Data listing:
◇ ◇ ◇ ◇ ◇ ◇ ◇
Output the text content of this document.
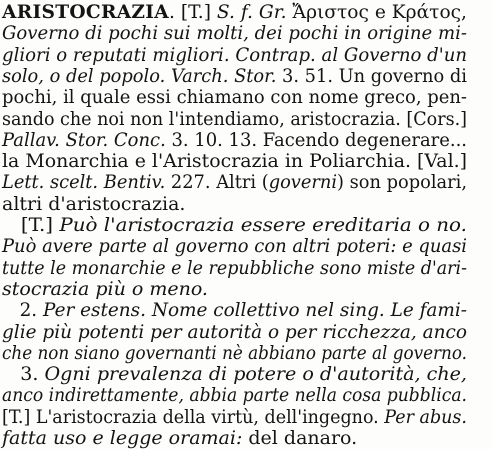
ARISTOCRAZIA. [T.] S. f. Gr. Ἄριστος e Κράτος,
Governo di pochi sui molti, dei pochi in origine mi-
gliori o reputati migliori. Contrap. al Governo d'un
solo, o del popolo. Varch. Stor. 3. 51. Un governo di
pochi, il quale essi chiamano con nome greco, pen-
sando che noi non l'intendiamo, aristocrazia. [Cors.]
Pallav. Stor. Conc. 3. 10. 13. Facendo degenerare...
la Monarchia e l'Aristocrazia in Poliarchia. [Val.]
Lett. scelt. Bentiv. 227. Altri (governi) son popolari,
altri d'aristocrazia.
[T.] Può l'aristocrazia essere ereditaria o no.
Può avere parte al governo con altri poteri: e quasi
tutte le monarchie e le repubbliche sono miste d'ari-
stocrazia più o meno.
2. Per estens. Nome collettivo nel sing. Le fami-
glie più potenti per autorità o per ricchezza, anco
che non siano governanti nè abbiano parte al governo.
3. Ogni prevalenza di potere o d'autorità, che,
anco indirettamente, abbia parte nella cosa pubblica.
[T.] L'aristocrazia della virtù, dell'ingegno. Per abus.
fatta uso e legge oramai: del danaro.
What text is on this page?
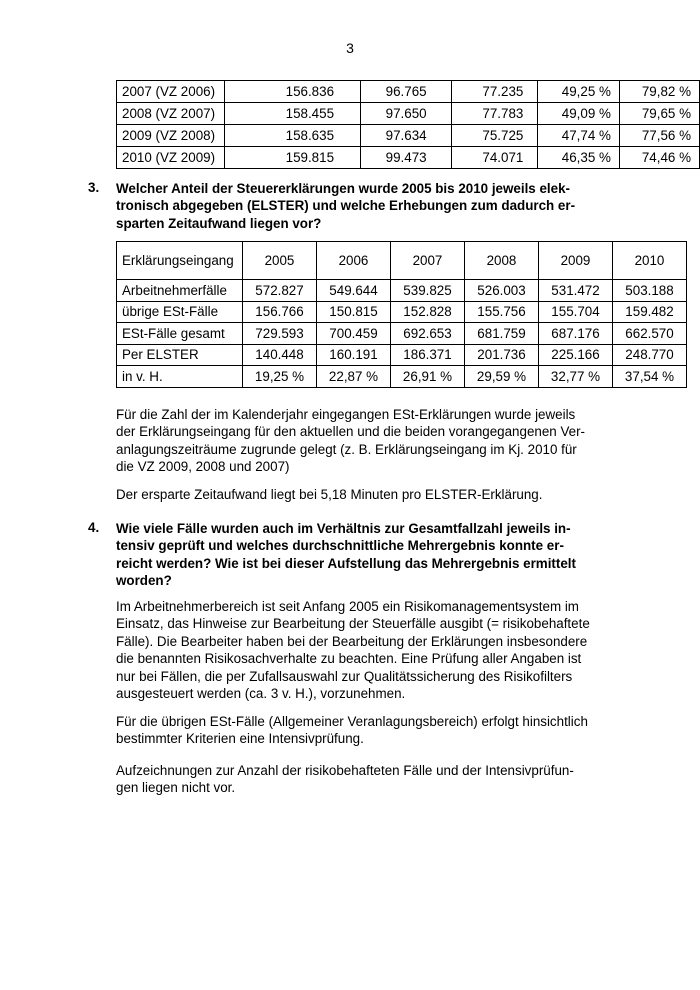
3
2007 (VZ 2006)	156.836	96.765	77.235	49,25 %	79,82 %
2008 (VZ 2007)	158.455	97.650	77.783	49,09 %	79,65 %
2009 (VZ 2008)	158.635	97.634	75.725	47,74 %	77,56 %
2010 (VZ 2009)	159.815	99.473	74.071	46,35 %	74,46 %
3. Welcher Anteil der Steuererklärungen wurde 2005 bis 2010 jeweils elek-
tronisch abgegeben (ELSTER) und welche Erhebungen zum dadurch er-
sparten Zeitaufwand liegen vor?
Erklärungseingang	2005	2006	2007	2008	2009	2010
Arbeitnehmerfälle	572.827	549.644	539.825	526.003	531.472	503.188
übrige ESt-Fälle	156.766	150.815	152.828	155.756	155.704	159.482
ESt-Fälle gesamt	729.593	700.459	692.653	681.759	687.176	662.570
Per ELSTER	140.448	160.191	186.371	201.736	225.166	248.770
in v. H.	19,25 %	22,87 %	26,91 %	29,59 %	32,77 %	37,54 %
Für die Zahl der im Kalenderjahr eingegangen ESt-Erklärungen wurde jeweils
der Erklärungseingang für den aktuellen und die beiden vorangegangenen Ver-
anlagungszeiträume zugrunde gelegt (z. B. Erklärungseingang im Kj. 2010 für
die VZ 2009, 2008 und 2007)
Der ersparte Zeitaufwand liegt bei 5,18 Minuten pro ELSTER-Erklärung.
4. Wie viele Fälle wurden auch im Verhältnis zur Gesamtfallzahl jeweils in-
tensiv geprüft und welches durchschnittliche Mehrergebnis konnte er-
reicht werden? Wie ist bei dieser Aufstellung das Mehrergebnis ermittelt
worden?
Im Arbeitnehmerbereich ist seit Anfang 2005 ein Risikomanagementsystem im
Einsatz, das Hinweise zur Bearbeitung der Steuerfälle ausgibt (= risikobehaftete
Fälle). Die Bearbeiter haben bei der Bearbeitung der Erklärungen insbesondere
die benannten Risikosachverhalte zu beachten. Eine Prüfung aller Angaben ist
nur bei Fällen, die per Zufallsauswahl zur Qualitätssicherung des Risikofilters
ausgesteuert werden (ca. 3 v. H.), vorzunehmen.
Für die übrigen ESt-Fälle (Allgemeiner Veranlagungsbereich) erfolgt hinsichtlich
bestimmter Kriterien eine Intensivprüfung.
Aufzeichnungen zur Anzahl der risikobehafteten Fälle und der Intensivprüfun-
gen liegen nicht vor.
◇ ◇ ◇ ◇ ◇ ◇ ◇
Short exercise
Exact duplication of all the records is required; pictures are omitted from the copy.

The output
Output the text content of this document.
ARISTOCRAZIA. [T.] S. f. Gr. Ἄριστος e Κράτος,
Governo di pochi sui molti, dei pochi in origine mi-
gliori o reputati migliori. Contrap. al Governo d'un
solo, o del popolo. Varch. Stor. 3. 51. Un governo di
pochi, il quale essi chiamano con nome greco, pen-
sando che noi non l'intendiamo, aristocrazia. [Cors.]
Pallav. Stor. Conc. 3. 10. 13. Facendo degenerare...
la Monarchia e l'Aristocrazia in Poliarchia. [Val.]
Lett. scelt. Bentiv. 227. Altri (governi) son popolari,
altri d'aristocrazia.
[T.] Può l'aristocrazia essere ereditaria o no.
Può avere parte al governo con altri poteri: e quasi
tutte le monarchie e le repubbliche sono miste d'ari-
stocrazia più o meno.
2. Per estens. Nome collettivo nel sing. Le fami-
glie più potenti per autorità o per ricchezza, anco
che non siano governanti nè abbiano parte al governo.
3. Ogni prevalenza di potere o d'autorità, che,
anco indirettamente, abbia parte nella cosa pubblica.
[T.] L'aristocrazia della virtù, dell'ingegno. Per abus.
fatta uso e legge oramai: del danaro.
What text is on this page?
3
2007 (VZ 2006)	156.836	96.765	77.235	49,25 %	79,82 %
2008 (VZ 2007)	158.455	97.650	77.783	49,09 %	79,65 %
2009 (VZ 2008)	158.635	97.634	75.725	47,74 %	77,56 %
2010 (VZ 2009)	159.815	99.473	74.071	46,35 %	74,46 %
3. Welcher Anteil der Steuererklärungen wurde 2005 bis 2010 jeweils elek-
tronisch abgegeben (ELSTER) und welche Erhebungen zum dadurch er-
sparten Zeitaufwand liegen vor?
Erklärungseingang	2005	2006	2007	2008	2009	2010
Arbeitnehmerfälle	572.827	549.644	539.825	526.003	531.472	503.188
übrige ESt-Fälle	156.766	150.815	152.828	155.756	155.704	159.482
ESt-Fälle gesamt	729.593	700.459	692.653	681.759	687.176	662.570
Per ELSTER	140.448	160.191	186.371	201.736	225.166	248.770
in v. H.	19,25 %	22,87 %	26,91 %	29,59 %	32,77 %	37,54 %
Für die Zahl der im Kalenderjahr eingegangen ESt-Erklärungen wurde jeweils
der Erklärungseingang für den aktuellen und die beiden vorangegangenen Ver-
anlagungszeiträume zugrunde gelegt (z. B. Erklärungseingang im Kj. 2010 für
die VZ 2009, 2008 und 2007)
Der ersparte Zeitaufwand liegt bei 5,18 Minuten pro ELSTER-Erklärung.
4. Wie viele Fälle wurden auch im Verhältnis zur Gesamtfallzahl jeweils in-
tensiv geprüft und welches durchschnittliche Mehrergebnis konnte er-
reicht werden? Wie ist bei dieser Aufstellung das Mehrergebnis ermittelt
worden?
Im Arbeitnehmerbereich ist seit Anfang 2005 ein Risikomanagementsystem im
Einsatz, das Hinweise zur Bearbeitung der Steuerfälle ausgibt (= risikobehaftete
Fälle). Die Bearbeiter haben bei der Bearbeitung der Erklärungen insbesondere
die benannten Risikosachverhalte zu beachten. Eine Prüfung aller Angaben ist
nur bei Fällen, die per Zufallsauswahl zur Qualitätssicherung des Risikofilters
ausgesteuert werden (ca. 3 v. H.), vorzunehmen.
Für die übrigen ESt-Fälle (Allgemeiner Veranlagungsbereich) erfolgt hinsichtlich
bestimmter Kriterien eine Intensivprüfung.
Aufzeichnungen zur Anzahl der risikobehafteten Fälle und der Intensivprüfun-
gen liegen nicht vor.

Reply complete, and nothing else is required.